> [SUPPLIED TEXT]:
· · · · · · ·
Maharshi Valmiki Sanskrit University
- Other name: MVSU
- Type: Public
- Established: 27 March 2018; 8 years ago
- Chancellor: Governor of Haryana
- Vice-Chancellor: Rajendra Kumar Anayath
- Location: Kaithal district, Haryana, India 29°46′48″N 76°29′49″E﻿ / ﻿29.7800782°N 76.4968371°E
- Campus: Mundri;
- Website: mvsu.ac.in

= Maharishi Valmiki Sanskrit University =

University in Haryana, India

Maharshi Valmiki Sanskrit University (MVSU) is a university established in 2018 by the Government of Haryana at Mundri village of Kaithal district of India. It is 12km east of Kaithal, 111km from the state capital Chandigarh and 164km from the NCR New Delhi. The university is named after Valmiki.

== History ==
On 15 March 2018, the bill to establish this university was passed in Haryana Vidhan Sabha. Though the idea for this university was first conceived by the Chief Minister, Manohar Lal Khattar, in 2015. It was established through the Haryana Act No. 20 OF 2018. It is named after the Hindu sage, Valmiki, the celebrated Sanskrit literature author of Ramayana (500 BC to 100 BC), who was contemporary of Rama and revered as Ādi Kavi, the first poet, author of Ramayana, the first epic poem.

Haryana state has over 24 Sanskrit colleges offering education equivalent to bachelor's degree, additionally masters and doctoral level degrees are also offered by the Kurukshetra University and Maharshi Dayanand University.
· · · · · · ·
> [JOB 1]: According to the text on Maharshi Valmiki Sanskrit University, on what date was the bill to establish it passed in Haryana Vidhan Sabha?
> [JOB 2]: Reproduce part of the text on Maharshi Valmiki Sanskrit University word for word, starting at the words "University in Haryana, India" and stopping after "first epic poem.".

> [LISTED RECORDS]:
· · · · · · ·
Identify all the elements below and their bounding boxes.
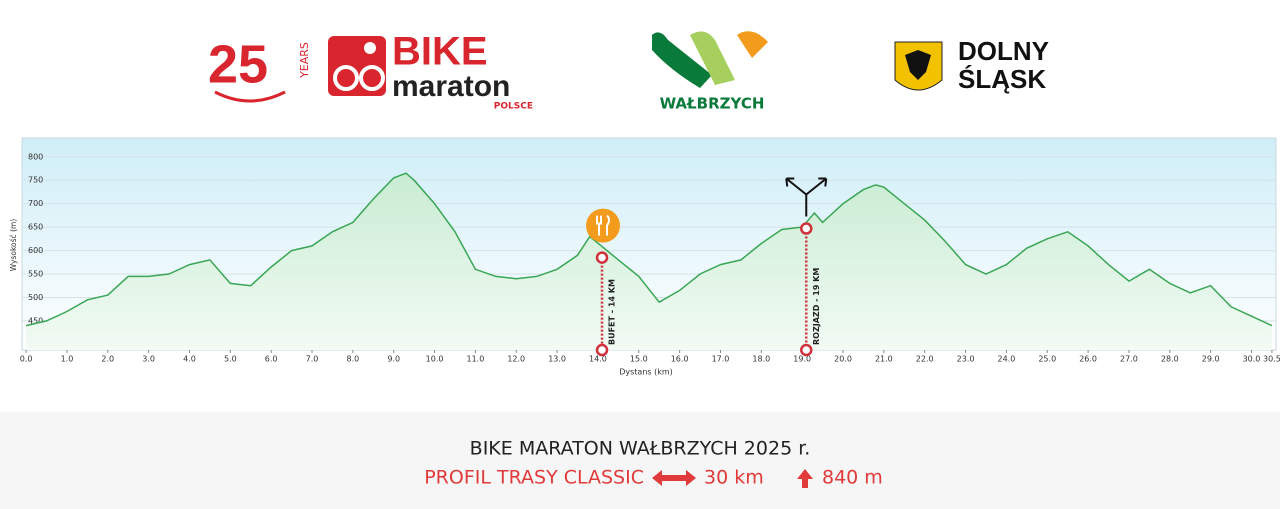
fork-icon (785, 177, 828, 217)
y-tick-label: 500 (28, 293, 43, 302)
y-tick-label: 650 (28, 223, 43, 232)
x-tick-label: 1.0 (61, 355, 74, 364)
elevation-line (25, 172, 1273, 327)
x-tick-label: 27.0 (1120, 355, 1138, 364)
footer-title: BIKE MARATON WAŁBRZYCH 2025 r. (470, 438, 811, 460)
x-tick-label: 20.0 (834, 355, 852, 364)
x-tick-label: 22.0 (916, 355, 934, 364)
marker-base (595, 343, 609, 357)
x-tick-label: 2.0 (101, 355, 114, 364)
x-tick-label: 19.0 (793, 355, 811, 364)
footer-distance: 30 km (704, 467, 764, 489)
marker-point (800, 222, 813, 235)
y-tick-label: 550 (28, 270, 43, 279)
x-tick-label: 13.0 (548, 355, 566, 364)
logo-dolny-slask: DOLNY ŚLĄSK (894, 36, 1049, 94)
x-axis-label: Dystans (km) (619, 368, 673, 377)
x-tick-label: 11.0 (466, 355, 484, 364)
y-tick-label: 600 (28, 246, 43, 255)
wheel (333, 65, 359, 91)
food-icon-glyph (596, 214, 611, 236)
marker-base (800, 343, 813, 357)
logo-25: 25 (208, 34, 268, 94)
logo-walbrzych: WAŁBRZYCH (652, 31, 768, 113)
y-tick-label: 750 (28, 176, 43, 185)
food-icon (586, 208, 621, 243)
y-axis-label: Wysokość (m) (9, 219, 18, 272)
annotation-label: ROZJAZD - 19 KM (812, 268, 821, 345)
logo-bike-maraton: 25 YEARS BIKE maraton POLSCE (208, 30, 533, 112)
logo-polsce: POLSCE (494, 102, 533, 112)
footer-profile: PROFIL TRASY CLASSIC (424, 467, 644, 489)
x-tick-label: 25.0 (1038, 355, 1056, 364)
x-tick-label: 10.0 (426, 355, 444, 364)
x-tick-label: 12.0 (507, 355, 525, 364)
x-tick-label: 28.0 (1161, 355, 1179, 364)
logo-slask: ŚLĄSK (958, 64, 1046, 94)
distance-icon (652, 470, 696, 486)
x-tick-label: 18.0 (752, 355, 770, 364)
x-tick-label: 16.0 (671, 355, 689, 364)
x-tick-label: 29.0 (1202, 355, 1220, 364)
y-tick-label: 800 (28, 152, 43, 161)
x-tick-label: 24.0 (998, 355, 1016, 364)
x-tick-label: 23.0 (957, 355, 975, 364)
x-tick-label: 30.5 (1263, 355, 1280, 364)
x-tick-label: 3.0 (142, 355, 155, 364)
annotation-label: BUFET - 14 KM (608, 279, 617, 345)
logo-dolny: DOLNY (958, 36, 1049, 66)
x-tick-label: 15.0 (630, 355, 648, 364)
x-tick-label: 5.0 (224, 355, 237, 364)
x-tick-label: 21.0 (875, 355, 893, 364)
x-tick-label: 0.0 (20, 355, 33, 364)
marker-point (595, 251, 609, 264)
elevation-area (26, 173, 1272, 350)
footer-band (0, 412, 1280, 509)
x-tick-label: 17.0 (712, 355, 730, 364)
x-tick-label: 4.0 (183, 355, 196, 364)
y-tick-label: 700 (28, 199, 43, 208)
laurel (214, 90, 286, 103)
x-tick-label: 7.0 (306, 355, 319, 364)
rider-head (364, 42, 376, 54)
logo-bike: BIKE (392, 30, 488, 74)
ascent-icon (797, 469, 813, 488)
food-icon-bg (586, 208, 621, 243)
x-tick-label: 8.0 (346, 355, 359, 364)
x-tick-label: 26.0 (1079, 355, 1097, 364)
x-tick-label: 6.0 (265, 355, 278, 364)
x-tick-label: 14.0 (589, 355, 607, 364)
logo-walbrzych-text: WAŁBRZYCH (660, 95, 765, 113)
x-tick-label: 30.0 (1243, 355, 1261, 364)
y-tick-label: 450 (28, 316, 43, 325)
x-tick-label: 9.0 (387, 355, 400, 364)
logo-maraton: maraton (392, 70, 510, 103)
wheel (359, 65, 385, 91)
logo-years: YEARS (298, 42, 311, 79)
footer-ascent: 840 m (822, 467, 883, 489)
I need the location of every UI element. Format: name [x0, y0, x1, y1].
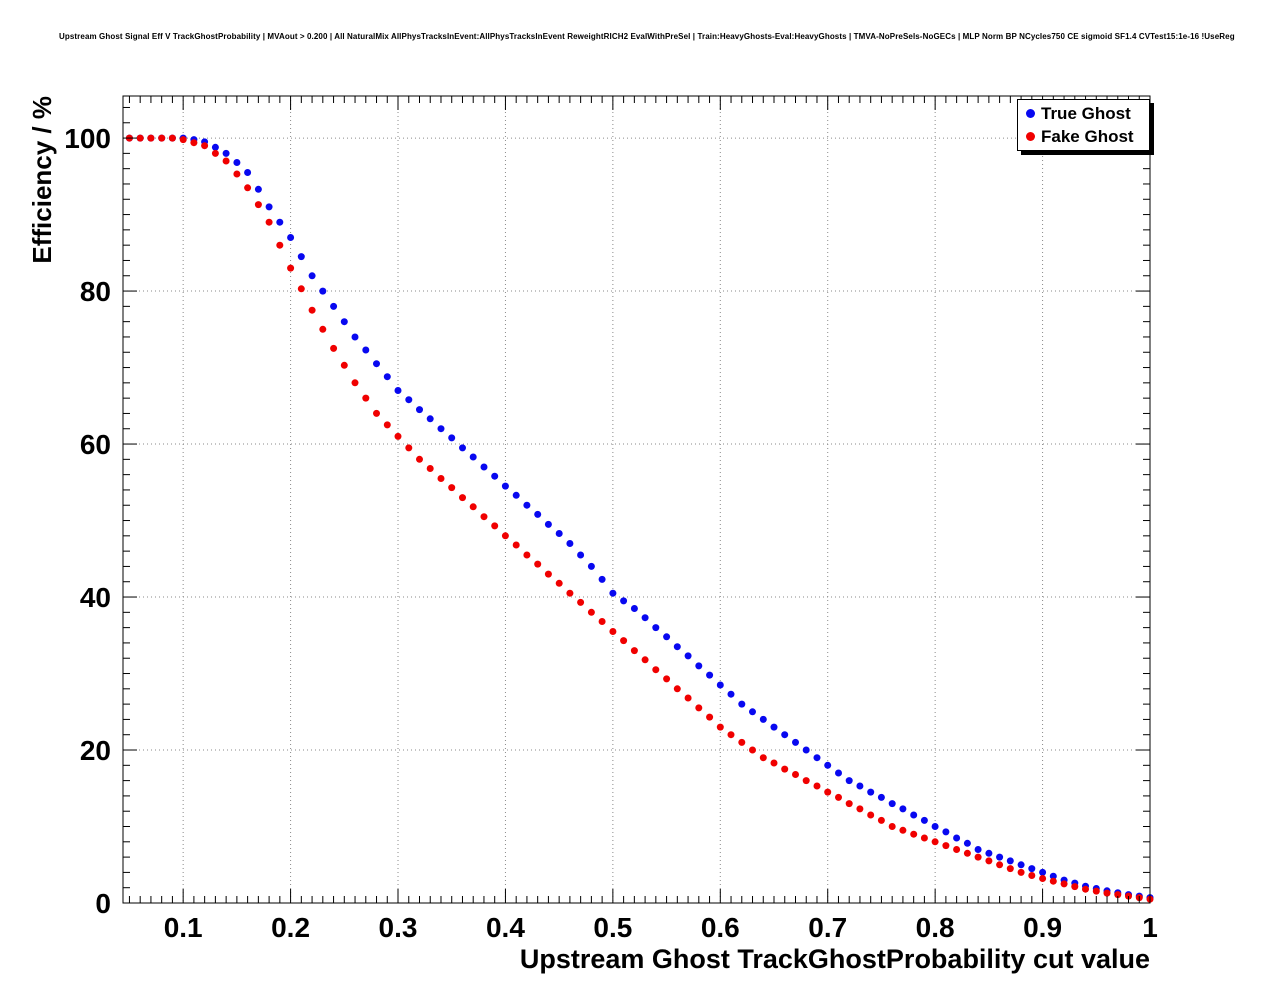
y-tick-label: 20: [80, 735, 111, 766]
x-tick-label: 1: [1142, 912, 1158, 943]
y-tick-label: 60: [80, 429, 111, 460]
x-tick-label: 0.7: [808, 912, 847, 943]
y-tick-label: 100: [64, 123, 111, 154]
x-tick-labels-group: 0.1 0.2 0.3 0.4 0.5 0.6 0.7 0.8 0.9 1: [164, 912, 1158, 943]
x-tick-label: 0.5: [593, 912, 632, 943]
plot-title: Upstream Ghost Signal Eff V TrackGhostPr…: [59, 32, 1235, 41]
legend-label-fake-ghost: Fake Ghost: [1041, 126, 1134, 146]
series-true-ghost-points: [125, 134, 1154, 902]
gridlines-group: [123, 96, 1151, 904]
x-axis-title: Upstream Ghost TrackGhostProbability cut…: [519, 944, 1150, 974]
x-ticks-group: [128, 96, 1151, 903]
y-tick-label: 80: [80, 276, 111, 307]
y-tick-label: 40: [80, 582, 111, 613]
x-tick-label: 0.4: [486, 912, 525, 943]
x-tick-label: 0.3: [379, 912, 418, 943]
legend-marker-fake-ghost-icon: [1026, 132, 1035, 141]
x-tick-label: 0.8: [916, 912, 955, 943]
y-ticks-group: [123, 106, 1150, 904]
y-tick-label: 0: [95, 888, 111, 919]
legend: True Ghost Fake Ghost: [1017, 99, 1150, 151]
x-tick-label: 0.2: [271, 912, 310, 943]
x-tick-label: 0.1: [164, 912, 203, 943]
legend-entry-true-ghost: True Ghost: [1018, 102, 1149, 125]
y-tick-labels-group: 0 20 40 60 80 100: [64, 123, 111, 919]
x-tick-label: 0.9: [1023, 912, 1062, 943]
plot-frame-group: [122, 95, 1151, 904]
plot-frame: [122, 95, 1151, 904]
legend-entry-fake-ghost: Fake Ghost: [1018, 125, 1149, 148]
x-tick-label: 0.6: [701, 912, 740, 943]
series-fake-ghost-points: [125, 134, 1154, 903]
legend-label-true-ghost: True Ghost: [1041, 103, 1131, 123]
legend-marker-true-ghost-icon: [1026, 109, 1035, 118]
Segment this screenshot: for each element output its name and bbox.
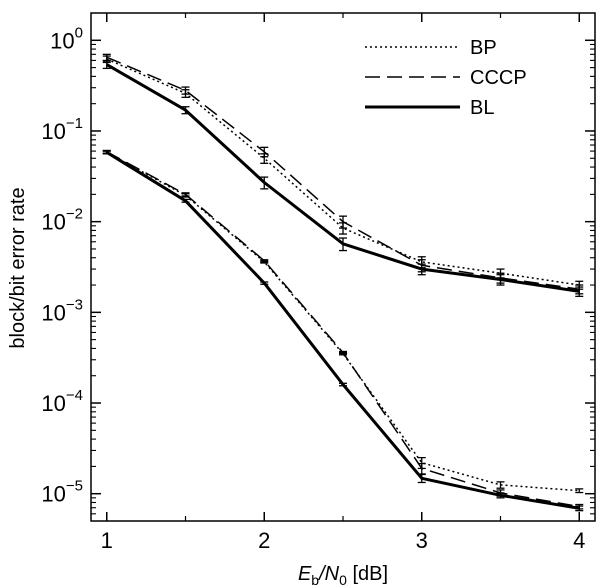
y-tick-label: 10−3 (41, 296, 83, 325)
x-tick-label: 4 (573, 528, 585, 553)
series-line-block-bl (106, 63, 580, 293)
error-bar (339, 350, 347, 355)
legend-label-bl: BL (470, 97, 494, 119)
error-bar (181, 192, 190, 197)
error-bar (339, 215, 347, 229)
error-bar (102, 53, 111, 62)
x-axis-label-mid: /N (317, 563, 340, 585)
error-bar (181, 106, 190, 115)
error-bar (417, 473, 426, 484)
error-bar (339, 237, 347, 252)
legend-label-bp: BP (470, 37, 497, 59)
legend: BP CCCP BL (365, 37, 527, 119)
series-line-bit-cccp (106, 151, 580, 508)
x-axis-label-unit: [dB] (347, 563, 388, 585)
error-bar (102, 60, 111, 70)
y-axis-ticks: 100 10−1 10−2 10−3 10−4 10−5 (41, 24, 595, 515)
x-axis-label-sub2: 0 (339, 572, 347, 586)
error-bar (260, 259, 269, 263)
series-line-bit-bp (106, 151, 580, 492)
error-bar (417, 263, 426, 276)
y-tick-label: 10−5 (41, 478, 83, 507)
y-axis-label: block/bit error rate (7, 187, 29, 348)
x-axis-ticks: 1 2 3 4 (101, 13, 585, 553)
x-axis-label: Eb/N0 [dB] (298, 563, 388, 586)
series-line-bit-bl (106, 151, 580, 510)
error-bar (260, 176, 269, 190)
x-tick-label: 3 (416, 528, 428, 553)
error-bar (260, 281, 269, 285)
error-bar (260, 146, 269, 158)
error-bar (102, 150, 111, 155)
error-bar (181, 198, 190, 203)
x-axis-label-main: E (298, 563, 312, 585)
error-bar (496, 274, 505, 286)
y-tick-label: 100 (50, 24, 83, 53)
x-axis-label-sub1: b (311, 572, 319, 586)
series-layer (106, 56, 580, 510)
error-bar (575, 286, 584, 298)
error-bar (181, 86, 190, 95)
series-line-block-cccp (106, 56, 580, 290)
error-bar (575, 488, 584, 494)
y-tick-label: 10−1 (41, 115, 83, 144)
error-bar (496, 481, 505, 489)
x-tick-label: 2 (258, 528, 270, 553)
error-bar (496, 492, 505, 499)
y-tick-label: 10−4 (41, 387, 83, 416)
y-tick-label: 10−2 (41, 206, 83, 235)
errorbar-layer (102, 53, 584, 512)
legend-label-cccp: CCCP (470, 67, 527, 89)
error-bar (339, 382, 347, 387)
plot-frame (90, 12, 596, 522)
error-bar (575, 505, 584, 512)
x-tick-label: 1 (101, 528, 113, 553)
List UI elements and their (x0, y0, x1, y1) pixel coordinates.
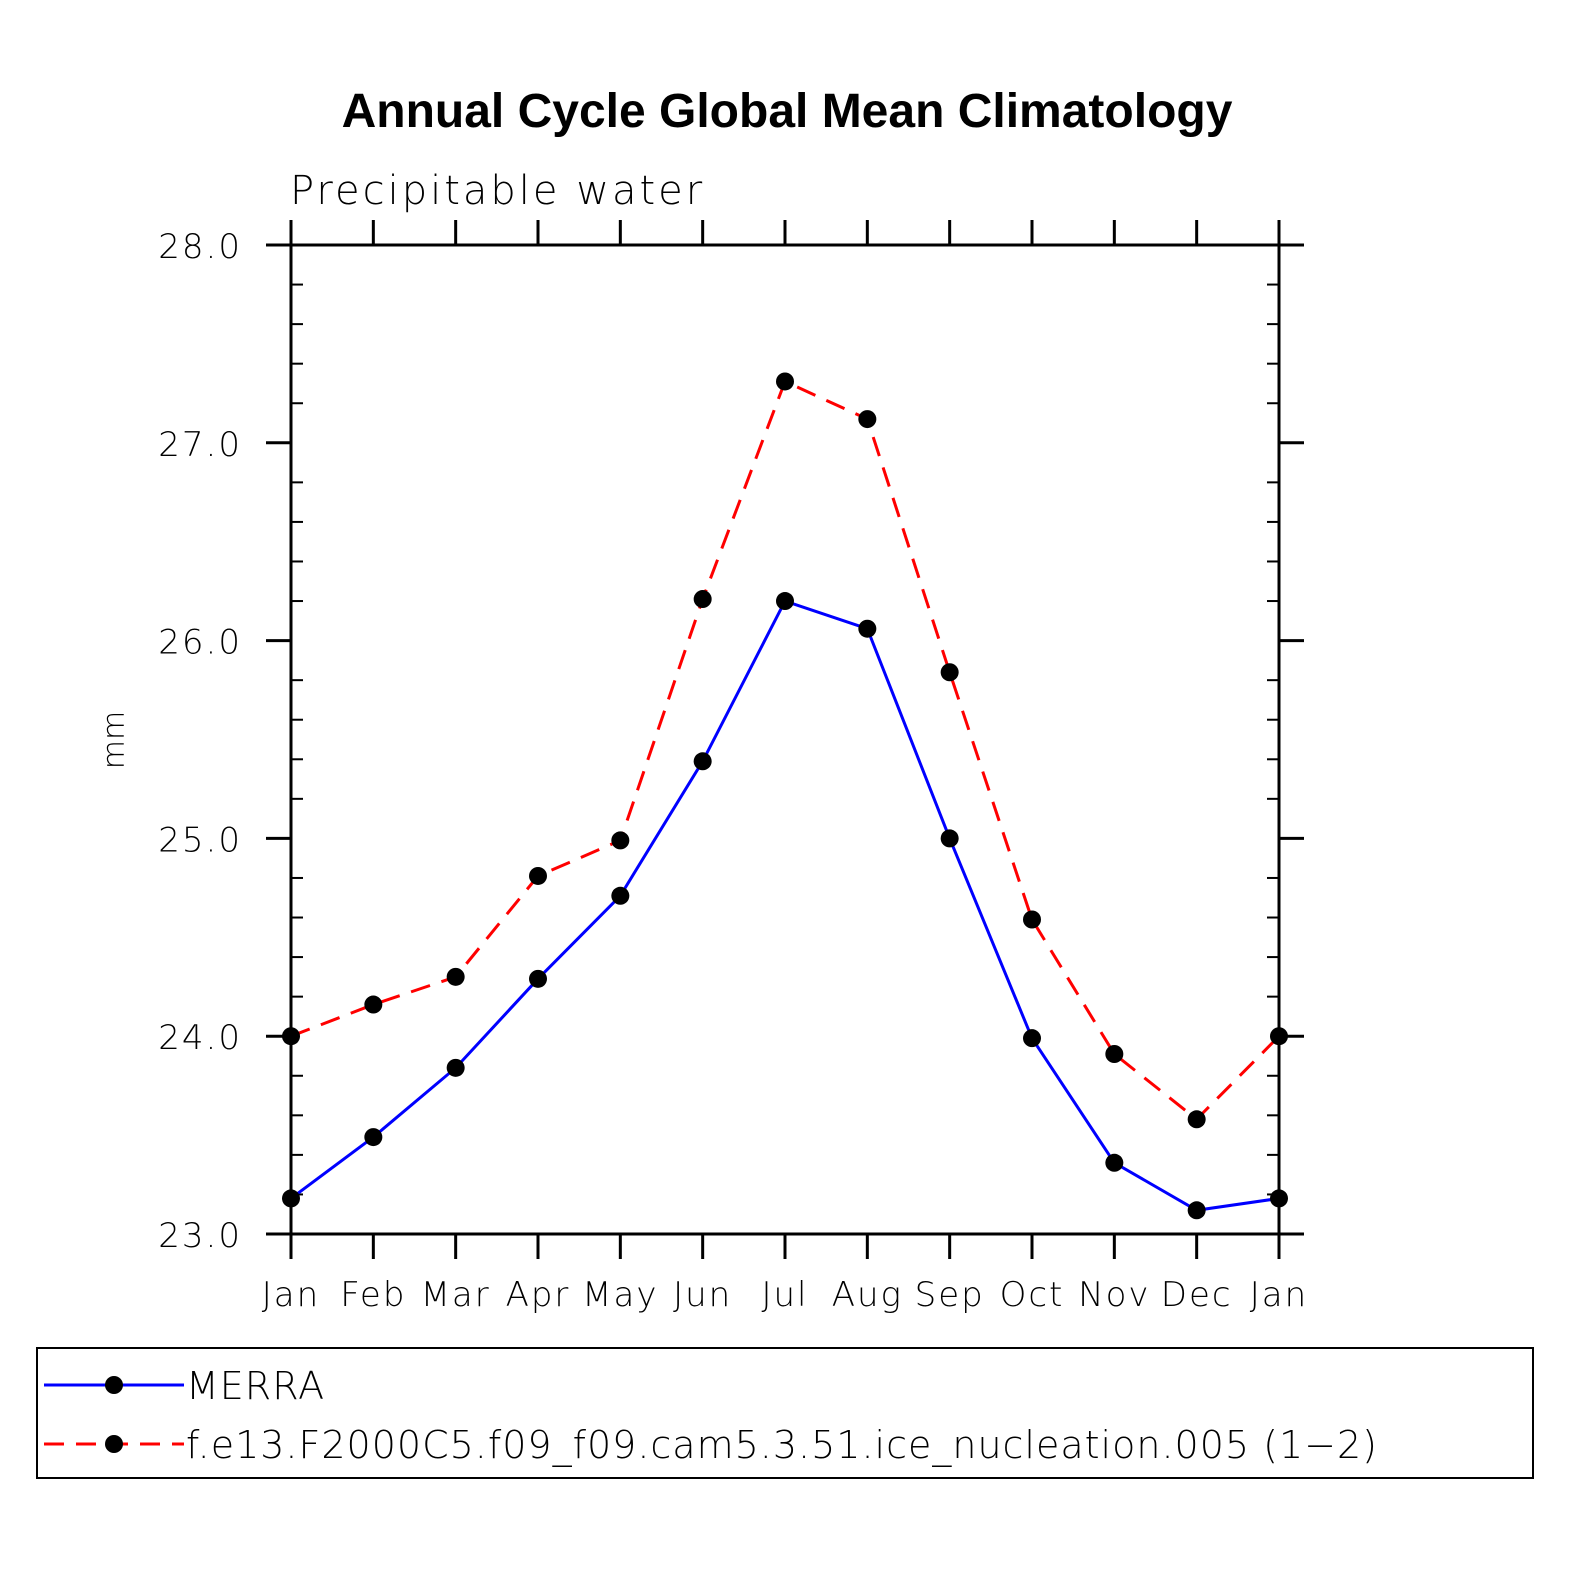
series-1-point (1105, 1045, 1124, 1064)
series-layer (282, 372, 1288, 1220)
series-1-point (1187, 1110, 1206, 1129)
legend-label-1: f.e13.F2000C5.f09_f09.cam5.3.51.ice_nucl… (186, 1423, 1378, 1468)
series-0-point (364, 1128, 383, 1147)
legend-box (36, 1347, 1534, 1479)
x-tick-label: Jan (1250, 1275, 1308, 1315)
x-tick-label: Aug (832, 1275, 903, 1315)
chart-title: Annual Cycle Global Mean Climatology (342, 85, 1233, 138)
y-tick-label: 27.0 (158, 425, 242, 465)
series-1-point (611, 831, 630, 850)
x-tick-label: Jul (761, 1275, 808, 1315)
series-0-point (1023, 1029, 1041, 1048)
y-tick-label: 24.0 (158, 1018, 242, 1058)
x-tick-label: Nov (1078, 1275, 1150, 1315)
y-tick-label: 25.0 (158, 820, 242, 860)
series-1-point (282, 1027, 300, 1046)
chart-subtitle: Precipitable water (290, 168, 705, 214)
x-tick-label: Jan (262, 1275, 320, 1315)
y-axis-label: mm (97, 711, 132, 769)
series-0-point (858, 619, 877, 638)
series-0-point (446, 1058, 465, 1077)
x-tick-label: Oct (1000, 1275, 1065, 1315)
y-tick-label: 26.0 (158, 623, 242, 663)
series-0-point (1105, 1153, 1124, 1172)
legend: MERRA f.e13.F2000C5.f09_f09.cam5.3.51.ice… (44, 1364, 1378, 1468)
series-1-point (858, 410, 877, 429)
x-tick-label: Dec (1161, 1275, 1233, 1315)
series-1-point (364, 995, 383, 1014)
y-tick-label: 28.0 (158, 227, 242, 267)
series-line-0 (290, 599, 1280, 1212)
series-1-point (529, 866, 547, 885)
plot-frame (289, 243, 1281, 1236)
y-tick-label: 23.0 (158, 1216, 242, 1256)
plot-axes: Jan Feb Mar Apr May Jun Jul Aug Sep Oct Nov Dec Jan 2… (158, 220, 1308, 1315)
series-0-point (1270, 1189, 1288, 1208)
x-tick-label: Jun (673, 1275, 732, 1315)
x-tick-label: May (582, 1275, 658, 1315)
series-1-point (1270, 1027, 1288, 1046)
series-1-point (693, 590, 712, 609)
series-1-point (940, 663, 959, 682)
series-line-1 (290, 379, 1281, 1122)
series-0-point (776, 592, 794, 611)
series-0-point (282, 1189, 300, 1208)
series-1-point (1023, 910, 1041, 929)
legend-label-0: MERRA (186, 1364, 325, 1408)
x-tick-label: Apr (506, 1275, 571, 1315)
legend-marker-0 (105, 1376, 123, 1394)
x-tick-label: Sep (915, 1275, 985, 1315)
series-1-point (776, 372, 794, 391)
series-0-point (611, 886, 630, 905)
series-0-point (940, 829, 959, 848)
series-0-point (1187, 1201, 1206, 1220)
x-tick-label: Feb (340, 1275, 406, 1315)
series-0-point (529, 969, 547, 988)
x-tick-label: Mar (421, 1275, 491, 1315)
series-0-point (693, 752, 712, 771)
legend-marker-1 (105, 1435, 123, 1453)
series-1-point (446, 967, 465, 986)
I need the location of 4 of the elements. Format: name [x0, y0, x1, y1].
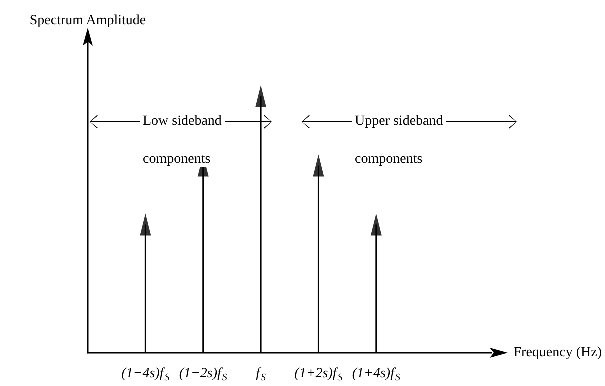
x-axis-title: Frequency (Hz) [514, 346, 602, 360]
text: Upper sideband components [355, 114, 444, 167]
y-axis-title: Spectrum Amplitude [30, 14, 146, 28]
text: Low sideband components [143, 114, 222, 167]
· · · · · · ·
> [ANSWER 1]: 15 March 2018

> [ANSWER 2]:
University in Haryana, India

Maharshi Valmiki Sanskrit University (MVSU) is a university established in 2018 by the Government of Haryana at Mundri village of Kaithal district of India. It is 12km east of Kaithal, 111km from the state capital Chandigarh and 164km from the NCR New Delhi. The university is named after Valmiki.

== History ==
On 15 March 2018, the bill to establish this university was passed in Haryana Vidhan Sabha. Though the idea for this university was first conceived by the Chief Minister, Manohar Lal Khattar, in 2015. It was established through the Haryana Act No. 20 OF 2018. It is named after the Hindu sage, Valmiki, the celebrated Sanskrit literature author of Ramayana (500 BC to 100 BC), who was contemporary of Rama and revered as Ādi Kavi, the first poet, author of Ramayana, the first epic poem.